>> Start SOURCE TEXT

Is shuttle captain a foam fan?

Thursday, August 04, 2005

Two bloggers in my neighborhood make related points about the Columbia disaster and the related foam problems on the current shuttle mission. Their emphases differ, but the larger point is worth noting in light of statements made today by the captain of the current shuttle mission, Eileen Collins.

Over at Unconsidered Trifles, Willy Shake points to an article on the current space mission by Robert Garmong of ARI.

There is reason to believe that the political nature of the space program may have even been directly responsible for the Columbia disaster. Fox News reported that NASA chose to stick with non-Freon-based foam insulation on the booster rockets, despite evidence that this type of foam causes up to eleven times as much damage to thermal tiles as the older, Freon-based foam. Although NASA was exempted from the restrictions on Freon use, which environmentalists believe causes ozone depletion, and despite the fact that the amount of Freon released by NASA's rockets would have been trivial, the space agency elected to stick with the politically correct foam.
Willy Shake remarks, "If these accusations are true, then we have not, I hope, heard the last of this." Sadly, they are not only true, but this is not the first time something like this has happened. Former Houstonian and ex-NASA employee Hannes Hacker wrote this more detailed analysis of the Columbia disaster some time ago.

Why did the shuttle's foam insulation flake off? In response to an edict from the EPA, NASA was required to change the design of the thermal insulating foam on the shuttle's external tank. They stopped using Freon, or CFC-11, in order to comply with the 1987 Montreal Protocol, an agreement designed to head off doubtful prognostications of an environmental disaster.

But it was the elimination of the old foam that led to a real disaster for the shuttle program. The maiden flight with the new foam, in 1997, resulted in a ten-fold increase to foam-induced tile damage. The new foam was far more dangerous than the old foam. But NASA--a government organization afraid of antagonizing powerful political interests--did not reject the EPA's demands and thoroughly reverse their fatal decision. Instead, they sought a compromise, applying for a waiver from the EPA that allowed them to use the old foam on some parts of the external tank.

...

>> End SOURCE TEXT

■ WHAT IS ASKED
Answer these from the blog post on shuttle foam:
(a) Who does the post name as captain of the current shuttle mission?
(b) According to the Hannes Hacker analysis, what increase in foam-induced tile damage resulted from the maiden flight with the new foam in 1997?
(c) With what 1987 agreement did NASA comply by no longer using Freon?
The material placed after this text stands apart from it.

>> Start AVAILABLE DATA

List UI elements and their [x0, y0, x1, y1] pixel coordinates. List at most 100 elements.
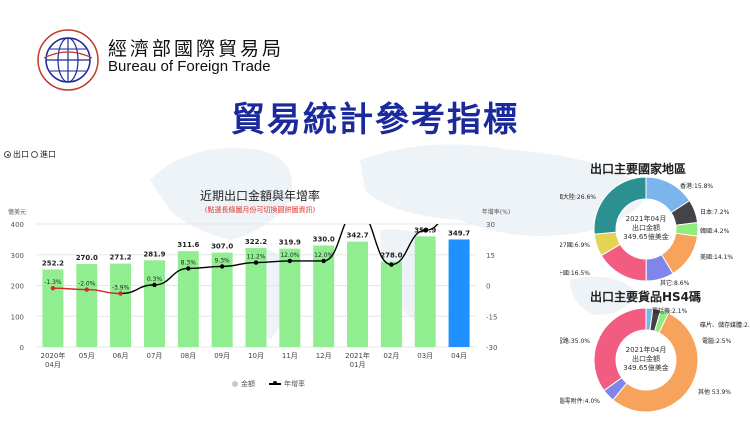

>> End AVAILABLE DATA

■ WRITTEN REPLY
(a) Eileen Collins
(b) A ten-fold increase
(c) The Montreal Protocol